--- BEGIN SUPPLIED PASSAGE ---

Some children are going to play a game, but before they start, they need to decide who is to be "it". In order to find "it", they stand in a circle and say "in, out, in, out......." pointing at each child around the circle, and any child who is "out" leaves the circle. This continues until only 1 child is left, and they are "it".

What is the formula which will predict who will be it?

And if the children change to "in, in, out........." what would the formula then be?

#2 2006-04-16 02:53:32

mathsyperson
Moderator

Offline

Re: Can you solve this?

With the in-out-in-out form, this shows the first few results, if it always starts with the 1st child:

   Number of children playing            |            Child who is it   
-----------------------------------------------------------------------------------
                    1                                |                      1
                    2                                |                      1
                    3                                |                      3
                    4                                |                      1
                    5                                |                      3
                    6                                |                      5
                    7                                |                      7
                    8                                |                      1
                    9                                |                      3
                    10                              |                      5

From that, it looks like the pattern is that it starts at 1 and counts up odd numbers until it reaches the point where the number is the same as the number of children playing and at that point it goes back to 1 and starts again.

--- END SUPPLIED PASSAGE ---
--- BEGIN DATA EXCERPT ---

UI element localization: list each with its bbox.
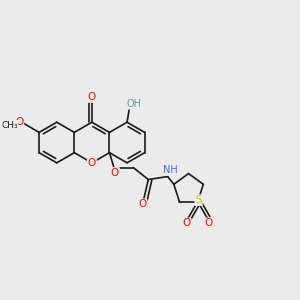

--- END DATA EXCERPT ---

### TASK REQUIREMENTS
a) Answer these questions from the counting-out thread, each on its own line:
(i) In the first version of the game, what words do the children say while pointing around the circle?
(ii) According to the table, which child is "it" when 6 children are playing?
(iii) What is the username of the person who posted the reply?
b) Extend the counting-out thread by writing what comes next after its final sentence.

### RESULTS
a)
(i) "in, out, in, out"
(ii) Child 5
(iii) mathsyperson

b)
So there's the pattern, but I can't think of how you'd make that into a formula.

For the in-in-out format, you get this for the first few:

Number of children playing              |            Child who is it   
-----------------------------------------------------------------------------------
                    1                                |                      1
                    2                                |                      2
                    3                                |                      2
                    4                                |                      1
                    5                                |                      4
                    6                                |                      1
                    7                                |                      4
                    8                                |                      7
                    9                                |                      1
                    10                              |                      4

And I can't even see a pattern in that one. It seems to be something to do with 1, 1 4, 1 4 7... but the 2's at the start ruin that theory. I'll try to dig into this more later on. I hope I've helped you a bit though.


Why did the vector cross the road?
It wanted to be normal.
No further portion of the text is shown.